Lihat ke Halaman Asli

Danny Prasetyo

Seorang pendidik ingin berbagi cerita

Belajar Sabar di Saham

Diperbarui: 29 Desember 2020   11:37

Kompasiana adalah platform blog. Konten ini menjadi tanggung jawab bloger dan tidak mewakili pandangan redaksi Kompas.

Finansial. Sumber ilustrasi: PEXELS/Stevepb

"Waduh, menyesal saya jual saham yang saya miliki  dengan posisi rugi atau istilah lainnya cut loss, padahal jika dipertahankan sampai sekarang sudah bisa untung lebih dari 50 %." Kalimat tersebut muncul dari salah seorang rekan saya, dan tidak hanya dia yang mengalami, sayapun pernah mengalami hal serupa tersebut. Memang penyesalan biasanya akan datang di akhir karena kalau di awal namanya pasti pendaftaran, demikian salah satu kalimat guyonan yang saya pernah dengar atau baca, tetapi cukup menohok buat saya pribadi untuk pengalaman akibat tidak sabar.

Kesabaran merupakan kata kunci maupun salah satu bagian penting dalam berinvestasi apapun itu, entah rumah, tanah, emas, maupun juga saham. Tentu kita tidak bisa langsung berharap kita membeli tanah di tempat strategis, lalu minggu depan atau bulan depan langsung untung 50 % (walau mungkin juga ada para pembaca yang mengalaminya, namun tentu hanya sebagian saja dan tidak semua). Biasanya investasi dilakukan untuk jangka menengah atau bahkan jangka panjang (lebih dari 5 tahun) dengan harapan profit yang kita akan dapatkan nantinya bisa maksimal.

*DATA TERSEDIA*

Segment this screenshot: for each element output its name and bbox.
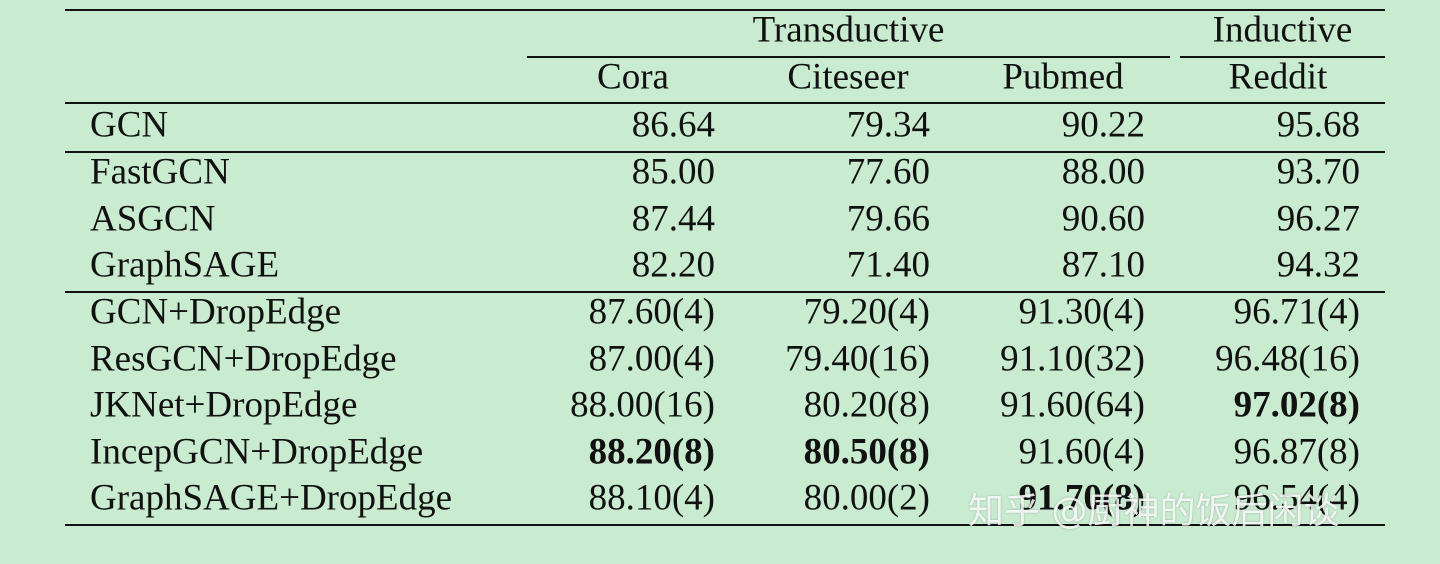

*PETUNJUK*
1 - Salin dengan tepat bagian tulisan tentang kesabaran berinvestasi saham yang diawali dengan kata-kata yang memuat "Danny Prasetyo" dan diakhiri dengan "pandangan redaksi Kompas.".
2 - Teruskan tulisan tentang kesabaran berinvestasi saham mulai setelah kalimat terakhir yang ditampilkan.

*JAWABAN LATIHAN*
1 -
Danny Prasetyo

Seorang pendidik ingin berbagi cerita

Belajar Sabar di Saham

Diperbarui: 29 Desember 2020   11:37

Kompasiana adalah platform blog. Konten ini menjadi tanggung jawab bloger dan tidak mewakili pandangan redaksi Kompas.

2 -
Ambil contoh diri saya sendiri sebagai seorang yang baru atau istilahnya 'newbie' dalam dunia investasi. Kecenderungan ingin cepat mendapat hasil dari investasi yang saya lakukan membuat perilaku saya seringkali tidak sabar dan akhirnya yang terjadi bukan untung tapi malah buntung. 

Di awal memulai investasi saya pernah untung cukup besar dan membuat saya menjadi tidak sabar dan akibatnya bumerang buat saya, dimana kemudian kerugian yang saya alami di tahun-tahun awal tersebut justru lebih besar dibandingkan profit yang saya dapatkan.

Menyadari hal ini maka saya mencoba untuk menambah ilmu dengan membaca buku investasi, mengikuti grup yang membahas saham dan investasi maupun belajar otodidak dari sumber-sumber berlimpah di internet. Alhasil, salah satu kunci yang saya pelajari untuk bisa bertahan dan kemudian mendapat keuntungan dari berinvestasi, khususnya saham ialah belajar sabar. 

Ketika saya membeli sebuah saham perusahaan maka yang saya tanamkan dalam benak saya bukan hanya siap untung tetapi juga siap rugi. Lho koq malah siap rugi, kalau begitu ngapain harus investasi? Mungkin itu yang menjadi pertanyaan kompasianer dan pertanyaan saya juga di awal dahulu.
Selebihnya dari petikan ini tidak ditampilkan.